Pictures stay out; everything else in the records below is copied exactly.

Stored data entries:
* START *
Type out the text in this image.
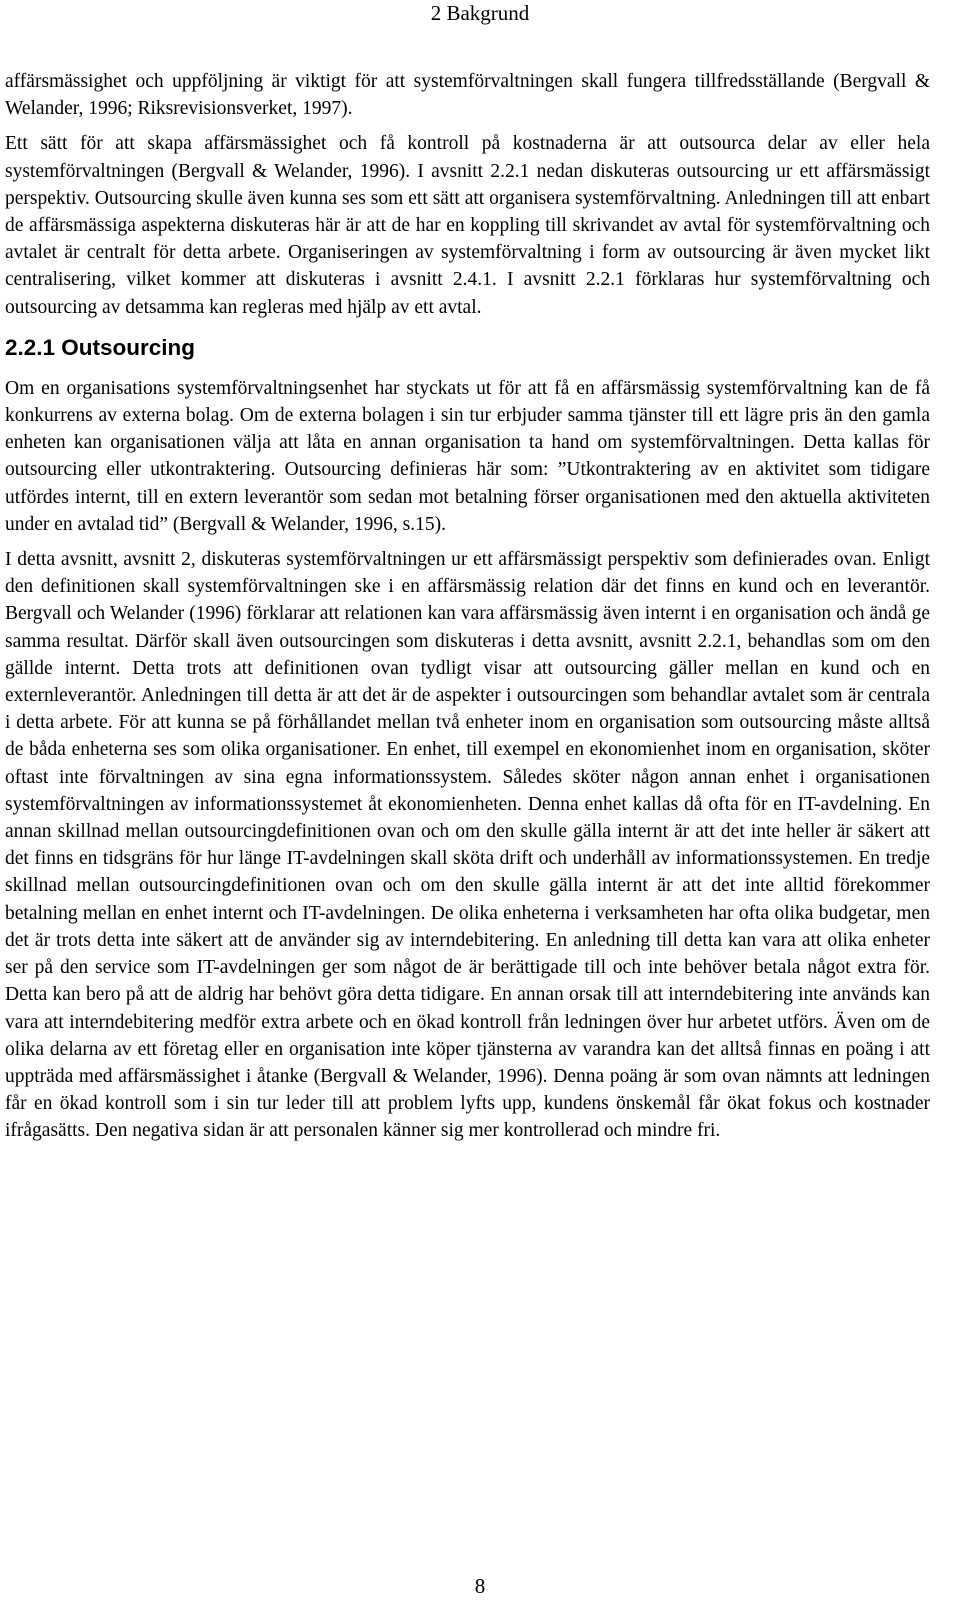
2 Bakgrund

affärsmässighet och uppföljning är viktigt för att systemförvaltningen skall fungera tillfredsställande (Bergvall & Welander, 1996; Riksrevisionsverket, 1997).

Ett sätt för att skapa affärsmässighet och få kontroll på kostnaderna är att outsourca delar av eller hela systemförvaltningen (Bergvall & Welander, 1996). I avsnitt 2.2.1 nedan diskuteras outsourcing ur ett affärsmässigt perspektiv. Outsourcing skulle även kunna ses som ett sätt att organisera systemförvaltning. Anledningen till att enbart de affärsmässiga aspekterna diskuteras här är att de har en koppling till skrivandet av avtal för systemförvaltning och avtalet är centralt för detta arbete. Organiseringen av systemförvaltning i form av outsourcing är även mycket likt centralisering, vilket kommer att diskuteras i avsnitt 2.4.1. I avsnitt 2.2.1 förklaras hur systemförvaltning och outsourcing av detsamma kan regleras med hjälp av ett avtal.

2.2.1 Outsourcing

Om en organisations systemförvaltningsenhet har styckats ut för att få en affärsmässig systemförvaltning kan de få konkurrens av externa bolag. Om de externa bolagen i sin tur erbjuder samma tjänster till ett lägre pris än den gamla enheten kan organisationen välja att låta en annan organisation ta hand om systemförvaltningen. Detta kallas för outsourcing eller utkontraktering. Outsourcing definieras här som: ”Utkontraktering av en aktivitet som tidigare utfördes internt, till en extern leverantör som sedan mot betalning förser organisationen med den aktuella aktiviteten under en avtalad tid” (Bergvall & Welander, 1996, s.15).

I detta avsnitt, avsnitt 2, diskuteras systemförvaltningen ur ett affärsmässigt perspektiv som definierades ovan. Enligt den definitionen skall systemförvaltningen ske i en affärsmässig relation där det finns en kund och en leverantör. Bergvall och Welander (1996) förklarar att relationen kan vara affärsmässig även internt i en organisation och ändå ge samma resultat. Därför skall även outsourcingen som diskuteras i detta avsnitt, avsnitt 2.2.1, behandlas som om den gällde internt. Detta trots att definitionen ovan tydligt visar att outsourcing gäller mellan en kund och en externleverantör. Anledningen till detta är att det är de aspekter i outsourcingen som behandlar avtalet som är centrala i detta arbete. För att kunna se på förhållandet mellan två enheter inom en organisation som outsourcing måste alltså de båda enheterna ses som olika organisationer. En enhet, till exempel en ekonomienhet inom en organisation, sköter oftast inte förvaltningen av sina egna informationssystem. Således sköter någon annan enhet i organisationen systemförvaltningen av informationssystemet åt ekonomienheten. Denna enhet kallas då ofta för en IT-avdelning. En annan skillnad mellan outsourcingdefinitionen ovan och om den skulle gälla internt är att det inte heller är säkert att det finns en tidsgräns för hur länge IT-avdelningen skall sköta drift och underhåll av informationssystemen. En tredje skillnad mellan outsourcingdefinitionen ovan och om den skulle gälla internt är att det inte alltid förekommer betalning mellan en enhet internt och IT-avdelningen. De olika enheterna i verksamheten har ofta olika budgetar, men det är trots detta inte säkert att de använder sig av interndebitering. En anledning till detta kan vara att olika enheter ser på den service som IT-avdelningen ger som något de är berättigade till och inte behöver betala något extra för. Detta kan bero på att de aldrig har behövt göra detta tidigare. En annan orsak till att interndebitering inte används kan vara att interndebitering medför extra arbete och en ökad kontroll från ledningen över hur arbetet utförs. Även om de olika delarna av ett företag eller en organisation inte köper tjänsterna av varandra kan det alltså finnas en poäng i att uppträda med affärsmässighet i åtanke (Bergvall & Welander, 1996). Denna poäng är som ovan nämnts att ledningen får en ökad kontroll som i sin tur leder till att problem lyfts upp, kundens önskemål får ökat fokus och kostnader ifrågasätts. Den negativa sidan är att personalen känner sig mer kontrollerad och mindre fri.

8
* END *
▶ **Reply**:
Type out the text in this image.
2 Bakgrund

affärsmässighet och uppföljning är viktigt för att systemförvaltningen skall fungera tillfredsställande (Bergvall & Welander, 1996; Riksrevisionsverket, 1997).

Ett sätt för att skapa affärsmässighet och få kontroll på kostnaderna är att outsourca delar av eller hela systemförvaltningen (Bergvall & Welander, 1996). I avsnitt 2.2.1 nedan diskuteras outsourcing ur ett affärsmässigt perspektiv. Outsourcing skulle även kunna ses som ett sätt att organisera systemförvaltning. Anledningen till att enbart de affärsmässiga aspekterna diskuteras här är att de har en koppling till skrivandet av avtal för systemförvaltning och avtalet är centralt för detta arbete. Organiseringen av systemförvaltning i form av outsourcing är även mycket likt centralisering, vilket kommer att diskuteras i avsnitt 2.4.1. I avsnitt 2.2.1 förklaras hur systemförvaltning och outsourcing av detsamma kan regleras med hjälp av ett avtal.

2.2.1 Outsourcing

Om en organisations systemförvaltningsenhet har styckats ut för att få en affärsmässig systemförvaltning kan de få konkurrens av externa bolag. Om de externa bolagen i sin tur erbjuder samma tjänster till ett lägre pris än den gamla enheten kan organisationen välja att låta en annan organisation ta hand om systemförvaltningen. Detta kallas för outsourcing eller utkontraktering. Outsourcing definieras här som: ”Utkontraktering av en aktivitet som tidigare utfördes internt, till en extern leverantör som sedan mot betalning förser organisationen med den aktuella aktiviteten under en avtalad tid” (Bergvall & Welander, 1996, s.15).

I detta avsnitt, avsnitt 2, diskuteras systemförvaltningen ur ett affärsmässigt perspektiv som definierades ovan. Enligt den definitionen skall systemförvaltningen ske i en affärsmässig relation där det finns en kund och en leverantör. Bergvall och Welander (1996) förklarar att relationen kan vara affärsmässig även internt i en organisation och ändå ge samma resultat. Därför skall även outsourcingen som diskuteras i detta avsnitt, avsnitt 2.2.1, behandlas som om den gällde internt. Detta trots att definitionen ovan tydligt visar att outsourcing gäller mellan en kund och en externleverantör. Anledningen till detta är att det är de aspekter i outsourcingen som behandlar avtalet som är centrala i detta arbete. För att kunna se på förhållandet mellan två enheter inom en organisation som outsourcing måste alltså de båda enheterna ses som olika organisationer. En enhet, till exempel en ekonomienhet inom en organisation, sköter oftast inte förvaltningen av sina egna informationssystem. Således sköter någon annan enhet i organisationen systemförvaltningen av informationssystemet åt ekonomienheten. Denna enhet kallas då ofta för en IT-avdelning. En annan skillnad mellan outsourcingdefinitionen ovan och om den skulle gälla internt är att det inte heller är säkert att det finns en tidsgräns för hur länge IT-avdelningen skall sköta drift och underhåll av informationssystemen. En tredje skillnad mellan outsourcingdefinitionen ovan och om den skulle gälla internt är att det inte alltid förekommer betalning mellan en enhet internt och IT-avdelningen. De olika enheterna i verksamheten har ofta olika budgetar, men det är trots detta inte säkert att de använder sig av interndebitering. En anledning till detta kan vara att olika enheter ser på den service som IT-avdelningen ger som något de är berättigade till och inte behöver betala något extra för. Detta kan bero på att de aldrig har behövt göra detta tidigare. En annan orsak till att interndebitering inte används kan vara att interndebitering medför extra arbete och en ökad kontroll från ledningen över hur arbetet utförs. Även om de olika delarna av ett företag eller en organisation inte köper tjänsterna av varandra kan det alltså finnas en poäng i att uppträda med affärsmässighet i åtanke (Bergvall & Welander, 1996). Denna poäng är som ovan nämnts att ledningen får en ökad kontroll som i sin tur leder till att problem lyfts upp, kundens önskemål får ökat fokus och kostnader ifrågasätts. Den negativa sidan är att personalen känner sig mer kontrollerad och mindre fri.

8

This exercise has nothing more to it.